• What this task involves: Your task is to give the data again, exactly, with every line intact.
═════ Supplied material ═════
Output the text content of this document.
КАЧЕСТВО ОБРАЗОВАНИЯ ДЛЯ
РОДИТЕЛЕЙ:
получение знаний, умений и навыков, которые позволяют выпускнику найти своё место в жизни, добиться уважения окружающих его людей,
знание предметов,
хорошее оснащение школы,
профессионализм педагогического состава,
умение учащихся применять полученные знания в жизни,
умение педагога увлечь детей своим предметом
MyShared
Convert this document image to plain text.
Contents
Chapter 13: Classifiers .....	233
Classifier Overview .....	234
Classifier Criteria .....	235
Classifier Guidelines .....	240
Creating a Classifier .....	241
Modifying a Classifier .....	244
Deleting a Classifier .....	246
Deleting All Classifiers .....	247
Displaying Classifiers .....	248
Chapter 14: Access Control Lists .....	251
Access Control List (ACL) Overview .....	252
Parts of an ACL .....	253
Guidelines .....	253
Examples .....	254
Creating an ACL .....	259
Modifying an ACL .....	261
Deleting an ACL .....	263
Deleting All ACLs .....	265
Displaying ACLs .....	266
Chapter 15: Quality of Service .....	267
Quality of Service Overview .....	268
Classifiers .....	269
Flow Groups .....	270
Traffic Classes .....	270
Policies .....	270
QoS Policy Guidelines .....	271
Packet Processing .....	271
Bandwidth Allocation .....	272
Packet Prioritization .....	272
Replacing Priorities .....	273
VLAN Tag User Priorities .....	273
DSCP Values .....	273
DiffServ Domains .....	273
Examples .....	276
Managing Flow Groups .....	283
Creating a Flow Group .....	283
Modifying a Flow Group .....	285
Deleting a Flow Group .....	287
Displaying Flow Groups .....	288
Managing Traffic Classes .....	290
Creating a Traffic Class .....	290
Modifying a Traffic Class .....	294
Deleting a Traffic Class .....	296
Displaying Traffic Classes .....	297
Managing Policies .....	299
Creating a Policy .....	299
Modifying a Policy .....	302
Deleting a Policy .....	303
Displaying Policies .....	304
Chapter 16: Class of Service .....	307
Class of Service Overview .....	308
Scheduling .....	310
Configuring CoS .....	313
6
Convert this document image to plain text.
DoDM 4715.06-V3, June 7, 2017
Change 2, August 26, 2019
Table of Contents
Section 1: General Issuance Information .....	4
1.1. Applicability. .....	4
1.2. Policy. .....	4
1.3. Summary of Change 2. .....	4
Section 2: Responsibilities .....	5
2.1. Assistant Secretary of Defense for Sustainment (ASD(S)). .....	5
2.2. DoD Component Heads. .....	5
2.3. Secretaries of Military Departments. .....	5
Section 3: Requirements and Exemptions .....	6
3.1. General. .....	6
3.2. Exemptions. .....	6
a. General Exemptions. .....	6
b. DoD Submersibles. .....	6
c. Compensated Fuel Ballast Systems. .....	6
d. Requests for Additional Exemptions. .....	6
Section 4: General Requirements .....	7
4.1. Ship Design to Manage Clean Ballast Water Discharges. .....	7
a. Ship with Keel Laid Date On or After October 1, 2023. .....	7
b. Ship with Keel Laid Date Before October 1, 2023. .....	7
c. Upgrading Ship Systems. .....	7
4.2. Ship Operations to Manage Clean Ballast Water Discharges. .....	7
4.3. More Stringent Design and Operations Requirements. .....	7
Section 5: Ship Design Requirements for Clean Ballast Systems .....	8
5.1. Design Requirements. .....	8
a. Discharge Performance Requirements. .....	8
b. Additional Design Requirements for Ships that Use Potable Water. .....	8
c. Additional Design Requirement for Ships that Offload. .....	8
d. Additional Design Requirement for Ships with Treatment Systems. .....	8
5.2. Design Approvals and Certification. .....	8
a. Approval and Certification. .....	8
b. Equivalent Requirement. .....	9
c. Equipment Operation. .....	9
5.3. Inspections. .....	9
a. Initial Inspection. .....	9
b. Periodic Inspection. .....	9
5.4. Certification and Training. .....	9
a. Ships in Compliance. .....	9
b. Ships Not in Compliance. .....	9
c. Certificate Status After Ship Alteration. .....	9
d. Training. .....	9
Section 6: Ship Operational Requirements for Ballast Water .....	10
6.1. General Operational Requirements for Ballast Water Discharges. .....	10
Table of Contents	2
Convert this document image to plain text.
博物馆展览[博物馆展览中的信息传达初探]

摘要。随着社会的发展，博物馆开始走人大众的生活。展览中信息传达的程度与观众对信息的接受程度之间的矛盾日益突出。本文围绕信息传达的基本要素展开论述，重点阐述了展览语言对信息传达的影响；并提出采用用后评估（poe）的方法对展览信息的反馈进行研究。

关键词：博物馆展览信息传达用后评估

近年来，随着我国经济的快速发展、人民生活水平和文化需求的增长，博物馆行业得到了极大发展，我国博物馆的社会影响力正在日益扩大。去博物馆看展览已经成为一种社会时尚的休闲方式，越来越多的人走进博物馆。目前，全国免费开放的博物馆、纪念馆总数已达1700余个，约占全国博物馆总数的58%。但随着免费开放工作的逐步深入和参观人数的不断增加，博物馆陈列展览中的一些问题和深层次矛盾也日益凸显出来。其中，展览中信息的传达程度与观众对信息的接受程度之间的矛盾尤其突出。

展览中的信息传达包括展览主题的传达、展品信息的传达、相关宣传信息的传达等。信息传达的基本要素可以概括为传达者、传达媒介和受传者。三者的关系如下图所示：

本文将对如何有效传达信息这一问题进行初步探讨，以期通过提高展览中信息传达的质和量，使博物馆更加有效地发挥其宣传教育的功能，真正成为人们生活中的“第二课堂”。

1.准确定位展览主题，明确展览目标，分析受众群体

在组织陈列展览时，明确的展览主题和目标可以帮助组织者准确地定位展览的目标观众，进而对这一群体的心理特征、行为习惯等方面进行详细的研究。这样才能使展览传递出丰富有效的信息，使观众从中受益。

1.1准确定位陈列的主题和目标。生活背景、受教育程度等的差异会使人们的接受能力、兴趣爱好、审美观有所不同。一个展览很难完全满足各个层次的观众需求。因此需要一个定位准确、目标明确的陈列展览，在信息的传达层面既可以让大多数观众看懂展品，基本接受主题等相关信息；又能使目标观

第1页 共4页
═════
• Solved problem:
Output the text content of this document.
КАЧЕСТВО ОБРАЗОВАНИЯ ДЛЯ
РОДИТЕЛЕЙ:
получение знаний, умений и навыков, которые позволяют выпускнику найти своё место в жизни, добиться уважения окружающих его людей,
знание предметов,
хорошее оснащение школы,
профессионализм педагогического состава,
умение учащихся применять полученные знания в жизни,
умение педагога увлечь детей своим предметом
MyShared
Convert this document image to plain text.
Contents
Chapter 13: Classifiers .....	233
Classifier Overview .....	234
Classifier Criteria .....	235
Classifier Guidelines .....	240
Creating a Classifier .....	241
Modifying a Classifier .....	244
Deleting a Classifier .....	246
Deleting All Classifiers .....	247
Displaying Classifiers .....	248
Chapter 14: Access Control Lists .....	251
Access Control List (ACL) Overview .....	252
Parts of an ACL .....	253
Guidelines .....	253
Examples .....	254
Creating an ACL .....	259
Modifying an ACL .....	261
Deleting an ACL .....	263
Deleting All ACLs .....	265
Displaying ACLs .....	266
Chapter 15: Quality of Service .....	267
Quality of Service Overview .....	268
Classifiers .....	269
Flow Groups .....	270
Traffic Classes .....	270
Policies .....	270
QoS Policy Guidelines .....	271
Packet Processing .....	271
Bandwidth Allocation .....	272
Packet Prioritization .....	272
Replacing Priorities .....	273
VLAN Tag User Priorities .....	273
DSCP Values .....	273
DiffServ Domains .....	273
Examples .....	276
Managing Flow Groups .....	283
Creating a Flow Group .....	283
Modifying a Flow Group .....	285
Deleting a Flow Group .....	287
Displaying Flow Groups .....	288
Managing Traffic Classes .....	290
Creating a Traffic Class .....	290
Modifying a Traffic Class .....	294
Deleting a Traffic Class .....	296
Displaying Traffic Classes .....	297
Managing Policies .....	299
Creating a Policy .....	299
Modifying a Policy .....	302
Deleting a Policy .....	303
Displaying Policies .....	304
Chapter 16: Class of Service .....	307
Class of Service Overview .....	308
Scheduling .....	310
Configuring CoS .....	313
6
Convert this document image to plain text.
DoDM 4715.06-V3, June 7, 2017
Change 2, August 26, 2019
Table of Contents
Section 1: General Issuance Information .....	4
1.1. Applicability. .....	4
1.2. Policy. .....	4
1.3. Summary of Change 2. .....	4
Section 2: Responsibilities .....	5
2.1. Assistant Secretary of Defense for Sustainment (ASD(S)). .....	5
2.2. DoD Component Heads. .....	5
2.3. Secretaries of Military Departments. .....	5
Section 3: Requirements and Exemptions .....	6
3.1. General. .....	6
3.2. Exemptions. .....	6
a. General Exemptions. .....	6
b. DoD Submersibles. .....	6
c. Compensated Fuel Ballast Systems. .....	6
d. Requests for Additional Exemptions. .....	6
Section 4: General Requirements .....	7
4.1. Ship Design to Manage Clean Ballast Water Discharges. .....	7
a. Ship with Keel Laid Date On or After October 1, 2023. .....	7
b. Ship with Keel Laid Date Before October 1, 2023. .....	7
c. Upgrading Ship Systems. .....	7
4.2. Ship Operations to Manage Clean Ballast Water Discharges. .....	7
4.3. More Stringent Design and Operations Requirements. .....	7
Section 5: Ship Design Requirements for Clean Ballast Systems .....	8
5.1. Design Requirements. .....	8
a. Discharge Performance Requirements. .....	8
b. Additional Design Requirements for Ships that Use Potable Water. .....	8
c. Additional Design Requirement for Ships that Offload. .....	8
d. Additional Design Requirement for Ships with Treatment Systems. .....	8
5.2. Design Approvals and Certification. .....	8
a. Approval and Certification. .....	8
b. Equivalent Requirement. .....	9
c. Equipment Operation. .....	9
5.3. Inspections. .....	9
a. Initial Inspection. .....	9
b. Periodic Inspection. .....	9
5.4. Certification and Training. .....	9
a. Ships in Compliance. .....	9
b. Ships Not in Compliance. .....	9
c. Certificate Status After Ship Alteration. .....	9
d. Training. .....	9
Section 6: Ship Operational Requirements for Ballast Water .....	10
6.1. General Operational Requirements for Ballast Water Discharges. .....	10
Table of Contents	2
Convert this document image to plain text.
博物馆展览[博物馆展览中的信息传达初探]

摘要。随着社会的发展，博物馆开始走人大众的生活。展览中信息传达的程度与观众对信息的接受程度之间的矛盾日益突出。本文围绕信息传达的基本要素展开论述，重点阐述了展览语言对信息传达的影响；并提出采用用后评估（poe）的方法对展览信息的反馈进行研究。

关键词：博物馆展览信息传达用后评估

近年来，随着我国经济的快速发展、人民生活水平和文化需求的增长，博物馆行业得到了极大发展，我国博物馆的社会影响力正在日益扩大。去博物馆看展览已经成为一种社会时尚的休闲方式，越来越多的人走进博物馆。目前，全国免费开放的博物馆、纪念馆总数已达1700余个，约占全国博物馆总数的58%。但随着免费开放工作的逐步深入和参观人数的不断增加，博物馆陈列展览中的一些问题和深层次矛盾也日益凸显出来。其中，展览中信息的传达程度与观众对信息的接受程度之间的矛盾尤其突出。

展览中的信息传达包括展览主题的传达、展品信息的传达、相关宣传信息的传达等。信息传达的基本要素可以概括为传达者、传达媒介和受传者。三者的关系如下图所示：

本文将对如何有效传达信息这一问题进行初步探讨，以期通过提高展览中信息传达的质和量，使博物馆更加有效地发挥其宣传教育的功能，真正成为人们生活中的“第二课堂”。

1.准确定位展览主题，明确展览目标，分析受众群体

在组织陈列展览时，明确的展览主题和目标可以帮助组织者准确地定位展览的目标观众，进而对这一群体的心理特征、行为习惯等方面进行详细的研究。这样才能使展览传递出丰富有效的信息，使观众从中受益。

1.1准确定位陈列的主题和目标。生活背景、受教育程度等的差异会使人们的接受能力、兴趣爱好、审美观有所不同。一个展览很难完全满足各个层次的观众需求。因此需要一个定位准确、目标明确的陈列展览，在信息的传达层面既可以让大多数观众看懂展品，基本接受主题等相关信息；又能使目标观

第1页 共4页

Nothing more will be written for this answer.